In the listing below, count the lines containing the string "control" and state only the number.

....................

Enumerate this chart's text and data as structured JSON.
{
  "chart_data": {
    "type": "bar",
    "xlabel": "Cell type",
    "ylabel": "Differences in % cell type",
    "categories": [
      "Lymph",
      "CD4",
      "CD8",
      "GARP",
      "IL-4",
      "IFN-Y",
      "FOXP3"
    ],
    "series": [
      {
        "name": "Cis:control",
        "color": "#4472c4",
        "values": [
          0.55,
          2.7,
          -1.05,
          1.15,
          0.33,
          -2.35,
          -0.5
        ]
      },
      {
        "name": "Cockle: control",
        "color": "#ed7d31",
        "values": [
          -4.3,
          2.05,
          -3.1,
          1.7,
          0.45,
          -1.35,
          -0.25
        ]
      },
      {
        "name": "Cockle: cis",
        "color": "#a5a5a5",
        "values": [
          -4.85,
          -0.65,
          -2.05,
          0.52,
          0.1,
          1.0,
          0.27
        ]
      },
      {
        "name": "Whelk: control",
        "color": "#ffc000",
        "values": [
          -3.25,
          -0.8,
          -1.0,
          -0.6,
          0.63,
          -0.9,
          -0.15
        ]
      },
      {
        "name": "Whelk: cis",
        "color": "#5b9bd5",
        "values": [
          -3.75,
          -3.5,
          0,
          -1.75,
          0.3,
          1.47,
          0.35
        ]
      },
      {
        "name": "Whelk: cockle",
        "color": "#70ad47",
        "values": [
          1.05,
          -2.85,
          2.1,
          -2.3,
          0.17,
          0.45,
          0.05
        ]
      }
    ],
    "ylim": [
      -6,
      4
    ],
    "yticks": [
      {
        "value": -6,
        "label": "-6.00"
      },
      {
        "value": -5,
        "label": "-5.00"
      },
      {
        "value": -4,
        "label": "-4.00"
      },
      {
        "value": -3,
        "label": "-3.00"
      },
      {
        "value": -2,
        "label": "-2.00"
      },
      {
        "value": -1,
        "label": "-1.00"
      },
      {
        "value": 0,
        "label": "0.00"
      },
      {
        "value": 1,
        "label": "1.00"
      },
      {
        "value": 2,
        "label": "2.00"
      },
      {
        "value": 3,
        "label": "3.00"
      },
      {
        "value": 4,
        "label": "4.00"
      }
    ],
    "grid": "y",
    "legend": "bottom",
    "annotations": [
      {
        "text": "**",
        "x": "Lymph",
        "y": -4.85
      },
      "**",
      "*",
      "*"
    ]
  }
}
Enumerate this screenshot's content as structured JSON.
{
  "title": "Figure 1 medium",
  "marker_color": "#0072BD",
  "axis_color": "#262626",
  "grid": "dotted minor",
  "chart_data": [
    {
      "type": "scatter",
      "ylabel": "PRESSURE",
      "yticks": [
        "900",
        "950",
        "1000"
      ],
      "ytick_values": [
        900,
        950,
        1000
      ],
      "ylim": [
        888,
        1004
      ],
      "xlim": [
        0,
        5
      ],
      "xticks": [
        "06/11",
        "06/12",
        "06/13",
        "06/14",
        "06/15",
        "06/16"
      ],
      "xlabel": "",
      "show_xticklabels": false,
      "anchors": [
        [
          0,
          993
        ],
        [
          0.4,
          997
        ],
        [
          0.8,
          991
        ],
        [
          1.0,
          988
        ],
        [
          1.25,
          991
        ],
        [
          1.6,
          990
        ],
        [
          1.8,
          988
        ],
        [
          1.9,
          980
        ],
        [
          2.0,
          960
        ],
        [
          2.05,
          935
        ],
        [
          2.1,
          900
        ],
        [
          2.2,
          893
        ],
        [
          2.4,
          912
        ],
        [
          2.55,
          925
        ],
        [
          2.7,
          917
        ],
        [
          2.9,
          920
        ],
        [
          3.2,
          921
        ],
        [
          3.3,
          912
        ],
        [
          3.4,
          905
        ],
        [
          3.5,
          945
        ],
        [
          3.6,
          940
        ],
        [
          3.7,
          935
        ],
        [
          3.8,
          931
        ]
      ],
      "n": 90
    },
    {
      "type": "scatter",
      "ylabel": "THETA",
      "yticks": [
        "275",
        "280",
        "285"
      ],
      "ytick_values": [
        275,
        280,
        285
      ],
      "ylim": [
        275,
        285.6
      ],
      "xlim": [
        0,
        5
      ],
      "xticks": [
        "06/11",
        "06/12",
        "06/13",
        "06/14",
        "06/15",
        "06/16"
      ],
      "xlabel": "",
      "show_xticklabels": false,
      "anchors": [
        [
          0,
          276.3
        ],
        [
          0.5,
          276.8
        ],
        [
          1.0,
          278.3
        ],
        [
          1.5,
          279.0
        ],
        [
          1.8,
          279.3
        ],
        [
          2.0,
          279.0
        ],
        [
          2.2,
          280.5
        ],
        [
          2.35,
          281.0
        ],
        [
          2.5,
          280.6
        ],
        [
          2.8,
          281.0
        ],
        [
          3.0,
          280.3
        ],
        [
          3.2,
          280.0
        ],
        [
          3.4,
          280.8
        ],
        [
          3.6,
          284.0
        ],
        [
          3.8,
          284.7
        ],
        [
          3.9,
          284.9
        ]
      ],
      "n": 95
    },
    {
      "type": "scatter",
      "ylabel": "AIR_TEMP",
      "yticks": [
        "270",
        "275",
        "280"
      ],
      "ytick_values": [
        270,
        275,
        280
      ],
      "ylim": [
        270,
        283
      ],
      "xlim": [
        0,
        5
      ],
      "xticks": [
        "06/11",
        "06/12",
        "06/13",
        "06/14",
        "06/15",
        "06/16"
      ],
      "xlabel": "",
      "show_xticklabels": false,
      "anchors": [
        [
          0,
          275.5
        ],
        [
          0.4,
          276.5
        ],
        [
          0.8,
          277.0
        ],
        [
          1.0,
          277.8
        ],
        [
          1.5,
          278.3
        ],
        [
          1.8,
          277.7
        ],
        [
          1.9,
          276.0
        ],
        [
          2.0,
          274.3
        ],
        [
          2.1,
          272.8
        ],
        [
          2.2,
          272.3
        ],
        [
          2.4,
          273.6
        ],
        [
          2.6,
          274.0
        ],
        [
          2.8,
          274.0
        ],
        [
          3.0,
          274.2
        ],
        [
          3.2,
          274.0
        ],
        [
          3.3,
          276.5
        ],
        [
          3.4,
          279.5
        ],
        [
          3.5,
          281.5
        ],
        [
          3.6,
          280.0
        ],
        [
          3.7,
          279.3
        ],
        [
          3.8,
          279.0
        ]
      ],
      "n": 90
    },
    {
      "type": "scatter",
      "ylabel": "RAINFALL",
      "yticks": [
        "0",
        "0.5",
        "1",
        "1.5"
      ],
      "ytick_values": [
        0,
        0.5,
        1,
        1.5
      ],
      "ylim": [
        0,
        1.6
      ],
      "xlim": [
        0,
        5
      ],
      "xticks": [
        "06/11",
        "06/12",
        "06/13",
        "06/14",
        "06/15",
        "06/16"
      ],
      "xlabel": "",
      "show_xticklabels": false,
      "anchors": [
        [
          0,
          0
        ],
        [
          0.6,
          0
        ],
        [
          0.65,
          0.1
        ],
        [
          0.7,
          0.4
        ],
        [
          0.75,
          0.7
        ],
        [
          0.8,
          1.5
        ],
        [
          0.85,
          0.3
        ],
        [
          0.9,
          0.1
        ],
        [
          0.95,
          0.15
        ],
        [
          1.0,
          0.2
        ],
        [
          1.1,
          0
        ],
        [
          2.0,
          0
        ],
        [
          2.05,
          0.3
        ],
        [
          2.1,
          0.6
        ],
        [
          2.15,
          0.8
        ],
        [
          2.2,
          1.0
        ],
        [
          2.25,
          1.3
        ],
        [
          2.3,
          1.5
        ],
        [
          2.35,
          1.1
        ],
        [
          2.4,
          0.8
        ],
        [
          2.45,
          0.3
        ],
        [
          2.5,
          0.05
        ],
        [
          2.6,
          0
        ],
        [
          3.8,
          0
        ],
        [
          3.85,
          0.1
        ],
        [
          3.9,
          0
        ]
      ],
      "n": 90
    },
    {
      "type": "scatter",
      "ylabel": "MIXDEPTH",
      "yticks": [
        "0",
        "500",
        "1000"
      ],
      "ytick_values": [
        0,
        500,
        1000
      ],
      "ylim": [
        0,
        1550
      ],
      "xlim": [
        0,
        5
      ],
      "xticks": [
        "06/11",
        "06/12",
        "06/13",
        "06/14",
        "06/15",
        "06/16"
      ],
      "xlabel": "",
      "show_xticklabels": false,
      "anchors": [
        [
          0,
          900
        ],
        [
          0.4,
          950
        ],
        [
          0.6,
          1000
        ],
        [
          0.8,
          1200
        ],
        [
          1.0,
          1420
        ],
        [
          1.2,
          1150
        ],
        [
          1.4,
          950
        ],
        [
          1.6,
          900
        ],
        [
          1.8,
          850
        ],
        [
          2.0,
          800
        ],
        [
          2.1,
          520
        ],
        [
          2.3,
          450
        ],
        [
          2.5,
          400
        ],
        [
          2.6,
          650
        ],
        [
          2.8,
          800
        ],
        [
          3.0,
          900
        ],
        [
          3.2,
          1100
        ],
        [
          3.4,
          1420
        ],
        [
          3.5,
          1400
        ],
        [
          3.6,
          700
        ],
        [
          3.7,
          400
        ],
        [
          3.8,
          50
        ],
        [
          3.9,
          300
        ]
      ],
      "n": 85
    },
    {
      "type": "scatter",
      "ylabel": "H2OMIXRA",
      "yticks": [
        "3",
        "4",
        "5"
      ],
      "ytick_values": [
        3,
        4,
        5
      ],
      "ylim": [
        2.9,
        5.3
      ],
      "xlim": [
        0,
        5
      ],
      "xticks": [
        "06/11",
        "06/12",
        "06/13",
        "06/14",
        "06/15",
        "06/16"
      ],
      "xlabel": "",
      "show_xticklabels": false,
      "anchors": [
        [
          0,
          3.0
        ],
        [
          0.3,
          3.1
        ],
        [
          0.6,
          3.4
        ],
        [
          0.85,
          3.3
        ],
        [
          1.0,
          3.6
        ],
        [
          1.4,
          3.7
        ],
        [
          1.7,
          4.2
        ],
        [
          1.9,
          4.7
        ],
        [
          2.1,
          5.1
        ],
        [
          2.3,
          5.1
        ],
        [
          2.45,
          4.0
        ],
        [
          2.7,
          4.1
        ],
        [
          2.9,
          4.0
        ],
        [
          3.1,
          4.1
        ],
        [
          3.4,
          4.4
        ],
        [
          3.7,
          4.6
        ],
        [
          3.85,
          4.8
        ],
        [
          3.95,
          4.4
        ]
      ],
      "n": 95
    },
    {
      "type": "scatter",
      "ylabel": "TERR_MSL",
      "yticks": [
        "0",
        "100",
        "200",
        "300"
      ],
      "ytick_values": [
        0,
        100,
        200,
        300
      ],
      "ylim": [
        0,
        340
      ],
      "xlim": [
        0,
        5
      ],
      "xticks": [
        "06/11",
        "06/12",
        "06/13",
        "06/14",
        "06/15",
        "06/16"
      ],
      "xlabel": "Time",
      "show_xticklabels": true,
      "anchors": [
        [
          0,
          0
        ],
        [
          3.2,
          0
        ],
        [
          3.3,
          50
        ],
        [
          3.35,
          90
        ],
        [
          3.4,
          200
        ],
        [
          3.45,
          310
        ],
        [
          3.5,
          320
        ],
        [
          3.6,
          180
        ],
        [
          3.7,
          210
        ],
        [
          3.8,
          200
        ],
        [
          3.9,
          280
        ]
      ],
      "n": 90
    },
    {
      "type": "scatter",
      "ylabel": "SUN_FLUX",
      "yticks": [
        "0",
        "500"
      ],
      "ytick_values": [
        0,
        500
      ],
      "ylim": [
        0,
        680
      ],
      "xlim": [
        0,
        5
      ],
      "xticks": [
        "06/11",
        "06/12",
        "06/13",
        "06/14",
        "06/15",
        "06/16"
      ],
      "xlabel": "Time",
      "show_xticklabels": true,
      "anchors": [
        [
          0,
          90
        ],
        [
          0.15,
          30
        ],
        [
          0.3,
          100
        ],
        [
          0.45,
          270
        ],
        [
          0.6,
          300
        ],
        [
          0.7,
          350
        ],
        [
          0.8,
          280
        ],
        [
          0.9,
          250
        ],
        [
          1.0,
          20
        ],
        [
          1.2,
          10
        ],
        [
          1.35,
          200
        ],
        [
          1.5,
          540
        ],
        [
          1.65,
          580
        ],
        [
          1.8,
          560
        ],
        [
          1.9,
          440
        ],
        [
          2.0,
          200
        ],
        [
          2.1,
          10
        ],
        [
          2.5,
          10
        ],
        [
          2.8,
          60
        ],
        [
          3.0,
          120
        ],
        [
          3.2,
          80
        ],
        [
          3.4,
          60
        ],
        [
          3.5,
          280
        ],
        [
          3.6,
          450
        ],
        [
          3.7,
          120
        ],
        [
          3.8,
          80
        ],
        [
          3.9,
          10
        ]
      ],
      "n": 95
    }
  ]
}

....................

◆ Task answer ◆
3